# [Your task]
Change every "tick-mark" in the data below to "tick", leaving every other line and word as it is. Omit the pictures from your answer.

── Task inputs

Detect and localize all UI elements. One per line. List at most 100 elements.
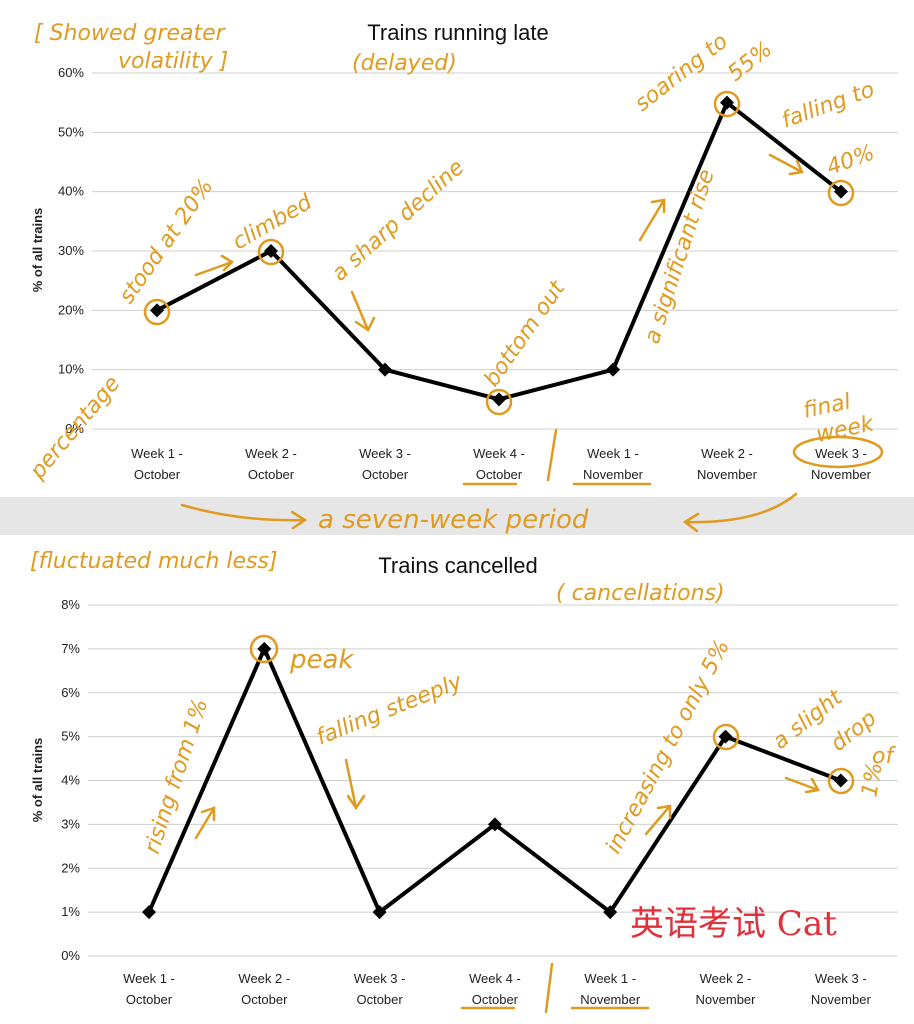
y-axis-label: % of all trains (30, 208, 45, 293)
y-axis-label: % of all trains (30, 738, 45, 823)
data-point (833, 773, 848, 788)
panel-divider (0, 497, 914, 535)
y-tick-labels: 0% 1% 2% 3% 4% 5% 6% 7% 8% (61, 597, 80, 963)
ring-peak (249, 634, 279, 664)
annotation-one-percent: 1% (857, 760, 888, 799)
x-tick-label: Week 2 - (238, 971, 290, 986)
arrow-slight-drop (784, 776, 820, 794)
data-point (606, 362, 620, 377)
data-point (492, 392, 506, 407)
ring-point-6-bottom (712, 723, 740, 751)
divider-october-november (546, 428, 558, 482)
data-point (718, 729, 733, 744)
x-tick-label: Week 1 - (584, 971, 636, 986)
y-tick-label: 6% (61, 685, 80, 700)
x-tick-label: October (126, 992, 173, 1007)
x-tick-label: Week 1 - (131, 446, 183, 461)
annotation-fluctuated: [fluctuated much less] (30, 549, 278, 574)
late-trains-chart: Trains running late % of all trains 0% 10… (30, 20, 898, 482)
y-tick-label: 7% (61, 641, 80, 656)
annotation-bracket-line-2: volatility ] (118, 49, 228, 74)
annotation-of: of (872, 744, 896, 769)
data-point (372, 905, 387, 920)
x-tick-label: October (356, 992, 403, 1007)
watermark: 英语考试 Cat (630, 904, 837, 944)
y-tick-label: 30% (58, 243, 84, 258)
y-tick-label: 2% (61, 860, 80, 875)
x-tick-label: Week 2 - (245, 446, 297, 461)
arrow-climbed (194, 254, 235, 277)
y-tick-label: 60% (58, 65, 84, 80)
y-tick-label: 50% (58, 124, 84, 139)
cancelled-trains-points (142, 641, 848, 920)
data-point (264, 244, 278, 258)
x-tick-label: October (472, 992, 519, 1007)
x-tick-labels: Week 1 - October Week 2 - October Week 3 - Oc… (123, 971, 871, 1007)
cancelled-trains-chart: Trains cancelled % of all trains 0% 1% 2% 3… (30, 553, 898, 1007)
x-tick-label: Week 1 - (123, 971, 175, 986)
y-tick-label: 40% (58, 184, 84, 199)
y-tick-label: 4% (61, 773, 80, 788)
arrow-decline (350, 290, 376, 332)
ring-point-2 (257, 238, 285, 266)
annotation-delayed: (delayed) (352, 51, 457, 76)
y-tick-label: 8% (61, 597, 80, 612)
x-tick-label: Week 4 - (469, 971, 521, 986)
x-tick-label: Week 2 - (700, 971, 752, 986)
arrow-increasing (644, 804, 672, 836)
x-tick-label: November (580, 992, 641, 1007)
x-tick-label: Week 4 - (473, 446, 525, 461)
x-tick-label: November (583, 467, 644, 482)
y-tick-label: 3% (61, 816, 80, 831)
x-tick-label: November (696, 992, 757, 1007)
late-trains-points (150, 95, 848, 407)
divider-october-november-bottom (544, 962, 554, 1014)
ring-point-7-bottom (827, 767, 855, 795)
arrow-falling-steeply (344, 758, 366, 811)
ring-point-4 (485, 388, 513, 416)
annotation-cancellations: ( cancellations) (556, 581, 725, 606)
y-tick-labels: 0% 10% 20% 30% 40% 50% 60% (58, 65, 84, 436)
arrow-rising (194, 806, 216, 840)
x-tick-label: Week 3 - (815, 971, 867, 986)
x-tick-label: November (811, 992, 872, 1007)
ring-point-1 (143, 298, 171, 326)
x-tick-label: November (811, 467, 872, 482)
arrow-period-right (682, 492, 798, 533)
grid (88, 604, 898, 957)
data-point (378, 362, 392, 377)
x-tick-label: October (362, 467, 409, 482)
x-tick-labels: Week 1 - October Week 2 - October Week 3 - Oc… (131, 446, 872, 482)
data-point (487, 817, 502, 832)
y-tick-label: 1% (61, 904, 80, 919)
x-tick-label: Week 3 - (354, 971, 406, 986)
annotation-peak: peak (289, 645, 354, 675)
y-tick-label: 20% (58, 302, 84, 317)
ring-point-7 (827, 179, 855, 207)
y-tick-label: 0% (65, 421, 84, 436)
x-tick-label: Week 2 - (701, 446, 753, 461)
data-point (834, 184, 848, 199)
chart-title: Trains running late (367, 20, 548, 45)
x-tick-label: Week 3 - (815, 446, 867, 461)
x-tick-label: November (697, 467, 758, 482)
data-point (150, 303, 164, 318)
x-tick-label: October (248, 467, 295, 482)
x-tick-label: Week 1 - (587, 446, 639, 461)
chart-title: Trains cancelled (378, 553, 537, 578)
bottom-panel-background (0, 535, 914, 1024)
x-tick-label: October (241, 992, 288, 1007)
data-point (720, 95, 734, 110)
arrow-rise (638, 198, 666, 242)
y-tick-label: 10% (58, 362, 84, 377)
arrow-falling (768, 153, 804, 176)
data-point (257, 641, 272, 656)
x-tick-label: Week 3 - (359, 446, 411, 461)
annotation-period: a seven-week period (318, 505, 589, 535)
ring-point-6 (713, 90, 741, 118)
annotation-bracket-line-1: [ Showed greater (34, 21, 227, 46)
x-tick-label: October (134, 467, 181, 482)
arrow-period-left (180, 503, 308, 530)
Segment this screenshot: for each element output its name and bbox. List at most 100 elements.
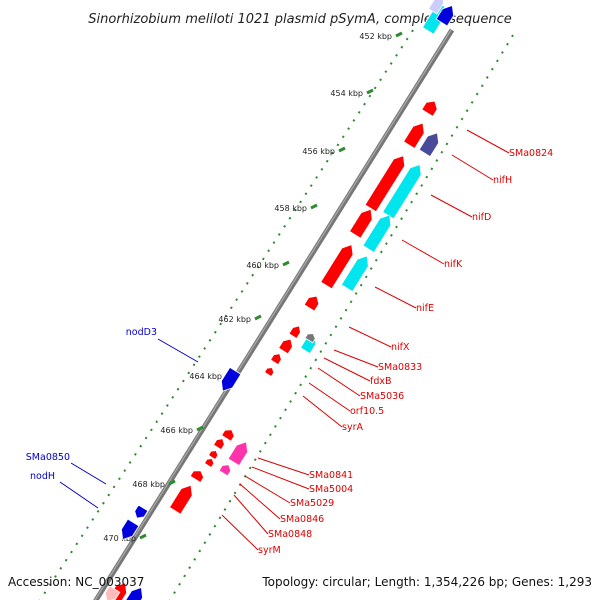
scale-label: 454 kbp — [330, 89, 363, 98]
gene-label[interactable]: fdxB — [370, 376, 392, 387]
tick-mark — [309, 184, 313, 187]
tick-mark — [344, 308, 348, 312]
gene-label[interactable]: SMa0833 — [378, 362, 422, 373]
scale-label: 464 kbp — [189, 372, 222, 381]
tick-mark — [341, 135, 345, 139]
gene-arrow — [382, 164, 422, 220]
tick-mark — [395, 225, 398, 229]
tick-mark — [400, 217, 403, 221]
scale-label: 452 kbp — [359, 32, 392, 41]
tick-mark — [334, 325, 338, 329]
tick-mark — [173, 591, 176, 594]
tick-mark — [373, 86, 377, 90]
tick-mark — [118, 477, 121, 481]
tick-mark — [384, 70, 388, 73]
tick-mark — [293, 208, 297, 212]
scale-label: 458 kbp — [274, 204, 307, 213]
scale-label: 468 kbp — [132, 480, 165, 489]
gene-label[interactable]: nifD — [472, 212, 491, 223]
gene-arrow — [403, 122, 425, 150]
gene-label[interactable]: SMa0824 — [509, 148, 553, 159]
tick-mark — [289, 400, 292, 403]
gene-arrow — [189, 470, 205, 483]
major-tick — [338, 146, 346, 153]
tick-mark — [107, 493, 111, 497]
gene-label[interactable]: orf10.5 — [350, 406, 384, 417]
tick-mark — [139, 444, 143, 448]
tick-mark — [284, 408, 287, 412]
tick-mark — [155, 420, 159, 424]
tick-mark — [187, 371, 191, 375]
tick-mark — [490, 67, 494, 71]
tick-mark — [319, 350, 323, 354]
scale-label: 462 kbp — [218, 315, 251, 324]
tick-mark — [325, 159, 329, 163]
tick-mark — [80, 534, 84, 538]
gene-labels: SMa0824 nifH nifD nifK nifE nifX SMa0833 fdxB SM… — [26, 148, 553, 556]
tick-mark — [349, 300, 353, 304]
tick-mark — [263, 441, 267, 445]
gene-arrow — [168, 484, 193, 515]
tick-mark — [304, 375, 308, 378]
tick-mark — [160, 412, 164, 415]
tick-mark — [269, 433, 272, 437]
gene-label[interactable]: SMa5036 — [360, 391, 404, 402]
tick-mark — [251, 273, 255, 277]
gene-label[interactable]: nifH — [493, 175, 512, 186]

────

# [The completed task]
Detect and localize all UI elements. One per line. List at most 100 elements.
y-axis-label: % of all trains (30, 208, 45, 293)
y-axis-label: % of all trains (30, 738, 45, 823)
data-point (833, 773, 848, 788)
panel-divider (0, 497, 914, 535)
y-tick-labels: 0% 1% 2% 3% 4% 5% 6% 7% 8% (61, 597, 80, 963)
ring-peak (249, 634, 279, 664)
annotation-one-percent: 1% (857, 760, 888, 799)
x-tick-label: Week 2 - (238, 971, 290, 986)
arrow-slight-drop (784, 776, 820, 794)
data-point (606, 362, 620, 377)
data-point (492, 392, 506, 407)
ring-point-6-bottom (712, 723, 740, 751)
divider-october-november (546, 428, 558, 482)
data-point (718, 729, 733, 744)
x-tick-label: Week 1 - (584, 971, 636, 986)
y-tick-label: 6% (61, 685, 80, 700)
x-tick-label: October (126, 992, 173, 1007)
x-tick-label: Week 1 - (131, 446, 183, 461)
annotation-fluctuated: [fluctuated much less] (30, 549, 278, 574)
late-trains-chart: Trains running late % of all trains 0% 10… (30, 20, 898, 482)
y-tick-label: 7% (61, 641, 80, 656)
annotation-bracket-line-2: volatility ] (118, 49, 228, 74)
annotation-of: of (872, 744, 896, 769)
data-point (372, 905, 387, 920)
x-tick-label: October (356, 992, 403, 1007)
watermark: 英语考试 Cat (630, 904, 837, 944)
y-tick-label: 30% (58, 243, 84, 258)
y-tick-label: 2% (61, 860, 80, 875)
x-tick-label: Week 2 - (245, 446, 297, 461)
arrow-climbed (194, 254, 235, 277)
y-tick-label: 60% (58, 65, 84, 80)
y-tick-label: 50% (58, 124, 84, 139)
cancelled-trains-points (142, 641, 848, 920)
data-point (264, 244, 278, 258)
x-tick-label: October (472, 992, 519, 1007)
x-tick-labels: Week 1 - October Week 2 - October Week 3 - Oc… (123, 971, 871, 1007)
cancelled-trains-chart: Trains cancelled % of all trains 0% 1% 2% 3… (30, 553, 898, 1007)
x-tick-label: Week 1 - (123, 971, 175, 986)
y-tick-label: 40% (58, 184, 84, 199)
y-tick-label: 4% (61, 773, 80, 788)
arrow-decline (350, 290, 376, 332)
ring-point-2 (257, 238, 285, 266)
annotation-delayed: (delayed) (352, 51, 457, 76)
y-tick-label: 8% (61, 597, 80, 612)
x-tick-label: Week 4 - (469, 971, 521, 986)
x-tick-label: Week 2 - (700, 971, 752, 986)
arrow-increasing (644, 804, 672, 836)
x-tick-label: November (580, 992, 641, 1007)
x-tick-label: Week 4 - (473, 446, 525, 461)
x-tick-label: November (583, 467, 644, 482)
y-tick-label: 3% (61, 816, 80, 831)
x-tick-label: November (696, 992, 757, 1007)
late-trains-points (150, 95, 848, 407)
divider-october-november-bottom (544, 962, 554, 1014)
ring-point-7-bottom (827, 767, 855, 795)
arrow-falling-steeply (344, 758, 366, 811)
ring-point-4 (485, 388, 513, 416)
annotation-cancellations: ( cancellations) (556, 581, 725, 606)
y-tick-labels: 0% 10% 20% 30% 40% 50% 60% (58, 65, 84, 436)
arrow-rising (194, 806, 216, 840)
x-tick-label: Week 3 - (815, 971, 867, 986)
x-tick-label: November (811, 992, 872, 1007)
ring-point-1 (143, 298, 171, 326)
x-tick-label: November (811, 467, 872, 482)
arrow-period-right (682, 492, 798, 533)
grid (88, 604, 898, 957)
data-point (378, 362, 392, 377)
x-tick-label: October (362, 467, 409, 482)
x-tick-labels: Week 1 - October Week 2 - October Week 3 - Oc… (131, 446, 872, 482)
data-point (487, 817, 502, 832)
y-tick-label: 1% (61, 904, 80, 919)
x-tick-label: Week 3 - (354, 971, 406, 986)
annotation-peak: peak (289, 645, 354, 675)
y-tick-label: 20% (58, 302, 84, 317)
ring-point-7 (827, 179, 855, 207)
y-tick-label: 0% (65, 421, 84, 436)
x-tick-label: Week 2 - (701, 446, 753, 461)
data-point (834, 184, 848, 199)
chart-title: Trains running late (367, 20, 548, 45)
x-tick-label: Week 3 - (815, 446, 867, 461)
x-tick-label: November (697, 467, 758, 482)
data-point (150, 303, 164, 318)
x-tick-label: October (248, 467, 295, 482)
x-tick-label: Week 1 - (587, 446, 639, 461)
chart-title: Trains cancelled (378, 553, 537, 578)
bottom-panel-background (0, 535, 914, 1024)
x-tick-label: October (241, 992, 288, 1007)
data-point (720, 95, 734, 110)
arrow-rise (638, 198, 666, 242)
y-tick-label: 10% (58, 362, 84, 377)
arrow-falling (768, 153, 804, 176)
data-point (257, 641, 272, 656)
x-tick-label: Week 3 - (359, 446, 411, 461)
annotation-period: a seven-week period (318, 505, 589, 535)
ring-point-6 (713, 90, 741, 118)
annotation-bracket-line-1: [ Showed greater (34, 21, 227, 46)
x-tick-label: October (134, 467, 181, 482)
arrow-period-left (180, 503, 308, 530)
Segment this screenshot: for each element output its name and bbox. List at most 100 elements.
scale-label: 454 kbp — [330, 89, 363, 98]
gene-label[interactable]: fdxB — [370, 376, 392, 387]
tick — [309, 184, 313, 187]
tick — [344, 308, 348, 312]
gene-label[interactable]: SMa0833 — [378, 362, 422, 373]
scale-label: 464 kbp — [189, 372, 222, 381]
tick — [341, 135, 345, 139]
gene-arrow — [382, 164, 422, 220]
tick — [395, 225, 398, 229]
tick — [400, 217, 403, 221]
scale-label: 452 kbp — [359, 32, 392, 41]
tick — [334, 325, 338, 329]
tick — [173, 591, 176, 594]
tick — [373, 86, 377, 90]
tick — [118, 477, 121, 481]
tick — [384, 70, 388, 73]
tick — [293, 208, 297, 212]
scale-label: 458 kbp — [274, 204, 307, 213]
scale-label: 468 kbp — [132, 480, 165, 489]
gene-label[interactable]: nifD — [472, 212, 491, 223]
gene-arrow — [403, 122, 425, 150]
gene-label[interactable]: SMa0824 — [509, 148, 553, 159]
tick — [289, 400, 292, 403]
gene-arrow — [189, 470, 205, 483]
major-tick — [338, 146, 346, 153]
tick — [107, 493, 111, 497]
gene-label[interactable]: orf10.5 — [350, 406, 384, 417]
tick — [139, 444, 143, 448]
tick — [284, 408, 287, 412]
tick — [155, 420, 159, 424]
tick — [187, 371, 191, 375]
tick — [490, 67, 494, 71]
tick — [319, 350, 323, 354]
scale-label: 462 kbp — [218, 315, 251, 324]
tick — [325, 159, 329, 163]
tick — [80, 534, 84, 538]
gene-labels: SMa0824 nifH nifD nifK nifE nifX SMa0833 fdxB SM… — [26, 148, 553, 556]
tick — [349, 300, 353, 304]
tick — [263, 441, 267, 445]
gene-arrow — [168, 484, 193, 515]
tick — [304, 375, 308, 378]
tick — [160, 412, 164, 415]
tick — [269, 433, 272, 437]
gene-label[interactable]: SMa5036 — [360, 391, 404, 402]
tick — [251, 273, 255, 277]
gene-label[interactable]: nifH — [493, 175, 512, 186]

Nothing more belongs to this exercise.